» **TO DO**
Return the whole listing, keeping every character the same.

» **RECORDS SHOWN**
※ ※ ※

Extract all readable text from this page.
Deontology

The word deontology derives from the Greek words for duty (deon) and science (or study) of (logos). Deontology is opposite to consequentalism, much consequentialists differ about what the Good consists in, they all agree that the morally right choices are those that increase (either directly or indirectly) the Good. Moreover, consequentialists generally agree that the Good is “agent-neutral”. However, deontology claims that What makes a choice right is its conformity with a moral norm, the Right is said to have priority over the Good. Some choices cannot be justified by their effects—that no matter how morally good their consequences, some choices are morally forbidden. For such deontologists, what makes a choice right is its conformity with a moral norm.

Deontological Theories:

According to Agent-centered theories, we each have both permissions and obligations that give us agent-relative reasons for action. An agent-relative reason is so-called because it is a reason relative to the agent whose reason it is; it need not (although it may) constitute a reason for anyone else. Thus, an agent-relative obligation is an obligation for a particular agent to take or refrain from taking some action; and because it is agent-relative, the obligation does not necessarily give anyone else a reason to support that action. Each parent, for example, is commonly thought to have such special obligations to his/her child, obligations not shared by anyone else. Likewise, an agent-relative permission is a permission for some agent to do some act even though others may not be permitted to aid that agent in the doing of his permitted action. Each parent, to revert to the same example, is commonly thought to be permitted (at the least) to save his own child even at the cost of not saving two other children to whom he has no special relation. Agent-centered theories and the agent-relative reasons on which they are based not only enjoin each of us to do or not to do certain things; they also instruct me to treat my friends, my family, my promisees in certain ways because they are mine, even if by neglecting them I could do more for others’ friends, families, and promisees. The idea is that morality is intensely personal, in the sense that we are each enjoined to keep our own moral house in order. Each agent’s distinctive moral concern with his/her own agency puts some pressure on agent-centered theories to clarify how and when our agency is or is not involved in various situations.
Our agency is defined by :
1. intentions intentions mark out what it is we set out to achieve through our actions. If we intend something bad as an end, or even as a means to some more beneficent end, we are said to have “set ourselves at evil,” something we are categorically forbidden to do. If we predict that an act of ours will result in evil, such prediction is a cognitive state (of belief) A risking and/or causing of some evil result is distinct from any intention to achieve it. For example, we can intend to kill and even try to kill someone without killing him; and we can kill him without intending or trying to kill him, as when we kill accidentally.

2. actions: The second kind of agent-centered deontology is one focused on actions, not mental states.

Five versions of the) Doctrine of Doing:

※ ※ ※

» **WORKED SOLUTION**
Extract all readable text from this page.
Deontology

The word deontology derives from the Greek words for duty (deon) and science (or study) of (logos). Deontology is opposite to consequentalism, much consequentialists differ about what the Good consists in, they all agree that the morally right choices are those that increase (either directly or indirectly) the Good. Moreover, consequentialists generally agree that the Good is “agent-neutral”. However, deontology claims that What makes a choice right is its conformity with a moral norm, the Right is said to have priority over the Good. Some choices cannot be justified by their effects—that no matter how morally good their consequences, some choices are morally forbidden. For such deontologists, what makes a choice right is its conformity with a moral norm.

Deontological Theories:

According to Agent-centered theories, we each have both permissions and obligations that give us agent-relative reasons for action. An agent-relative reason is so-called because it is a reason relative to the agent whose reason it is; it need not (although it may) constitute a reason for anyone else. Thus, an agent-relative obligation is an obligation for a particular agent to take or refrain from taking some action; and because it is agent-relative, the obligation does not necessarily give anyone else a reason to support that action. Each parent, for example, is commonly thought to have such special obligations to his/her child, obligations not shared by anyone else. Likewise, an agent-relative permission is a permission for some agent to do some act even though others may not be permitted to aid that agent in the doing of his permitted action. Each parent, to revert to the same example, is commonly thought to be permitted (at the least) to save his own child even at the cost of not saving two other children to whom he has no special relation. Agent-centered theories and the agent-relative reasons on which they are based not only enjoin each of us to do or not to do certain things; they also instruct me to treat my friends, my family, my promisees in certain ways because they are mine, even if by neglecting them I could do more for others’ friends, families, and promisees. The idea is that morality is intensely personal, in the sense that we are each enjoined to keep our own moral house in order. Each agent’s distinctive moral concern with his/her own agency puts some pressure on agent-centered theories to clarify how and when our agency is or is not involved in various situations.
Our agency is defined by :
1. intentions intentions mark out what it is we set out to achieve through our actions. If we intend something bad as an end, or even as a means to some more beneficent end, we are said to have “set ourselves at evil,” something we are categorically forbidden to do. If we predict that an act of ours will result in evil, such prediction is a cognitive state (of belief) A risking and/or causing of some evil result is distinct from any intention to achieve it. For example, we can intend to kill and even try to kill someone without killing him; and we can kill him without intending or trying to kill him, as when we kill accidentally.

2. actions: The second kind of agent-centered deontology is one focused on actions, not mental states.

Five versions of the) Doctrine of Doing:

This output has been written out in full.